Task inputs start
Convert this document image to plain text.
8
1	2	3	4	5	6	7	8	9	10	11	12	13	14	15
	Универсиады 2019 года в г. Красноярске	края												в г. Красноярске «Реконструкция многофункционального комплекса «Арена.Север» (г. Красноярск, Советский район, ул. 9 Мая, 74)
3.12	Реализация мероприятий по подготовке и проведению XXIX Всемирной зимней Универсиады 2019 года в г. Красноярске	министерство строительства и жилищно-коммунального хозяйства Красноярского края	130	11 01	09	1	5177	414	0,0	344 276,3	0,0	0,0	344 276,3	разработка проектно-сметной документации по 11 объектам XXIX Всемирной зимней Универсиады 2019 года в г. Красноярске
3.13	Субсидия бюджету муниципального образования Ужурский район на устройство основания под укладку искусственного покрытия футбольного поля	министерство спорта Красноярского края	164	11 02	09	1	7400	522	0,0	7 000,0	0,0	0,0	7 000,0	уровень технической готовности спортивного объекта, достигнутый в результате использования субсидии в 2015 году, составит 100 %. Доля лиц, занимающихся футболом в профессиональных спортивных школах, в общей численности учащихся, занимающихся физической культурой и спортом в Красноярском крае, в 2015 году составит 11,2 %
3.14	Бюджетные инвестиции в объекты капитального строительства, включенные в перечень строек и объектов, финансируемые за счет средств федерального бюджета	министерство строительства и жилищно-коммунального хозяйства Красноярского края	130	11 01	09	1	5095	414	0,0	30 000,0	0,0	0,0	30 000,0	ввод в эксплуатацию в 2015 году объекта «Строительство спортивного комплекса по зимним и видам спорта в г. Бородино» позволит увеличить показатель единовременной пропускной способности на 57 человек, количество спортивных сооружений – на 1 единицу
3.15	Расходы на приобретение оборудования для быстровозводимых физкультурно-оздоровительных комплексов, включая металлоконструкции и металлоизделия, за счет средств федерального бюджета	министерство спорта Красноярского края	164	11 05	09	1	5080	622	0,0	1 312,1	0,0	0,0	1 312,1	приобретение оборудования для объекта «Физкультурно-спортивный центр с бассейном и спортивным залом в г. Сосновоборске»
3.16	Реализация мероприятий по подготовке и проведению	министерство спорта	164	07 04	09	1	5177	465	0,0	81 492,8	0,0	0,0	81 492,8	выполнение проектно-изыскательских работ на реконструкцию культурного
Task inputs end
Exercise: Copy out all lines that carry the word "средств".

Written response:
3.14	Бюджетные инвестиции в объекты капитального строительства, включенные в перечень строек и объектов, финансируемые за счет средств федерального бюджета	министерство строительства и жилищно-коммунального хозяйства Красноярского края	130	11 01	09	1	5095	414	0,0	30 000,0	0,0	0,0	30 000,0	ввод в эксплуатацию в 2015 году объекта «Строительство спортивного комплекса по зимним и видам спорта в г. Бородино» позволит увеличить показатель единовременной пропускной способности на 57 человек, количество спортивных сооружений – на 1 единицу
3.15	Расходы на приобретение оборудования для быстровозводимых физкультурно-оздоровительных комплексов, включая металлоконструкции и металлоизделия, за счет средств федерального бюджета	министерство спорта Красноярского края	164	11 05	09	1	5080	622	0,0	1 312,1	0,0	0,0	1 312,1	приобретение оборудования для объекта «Физкультурно-спортивный центр с бассейном и спортивным залом в г. Сосновоборске»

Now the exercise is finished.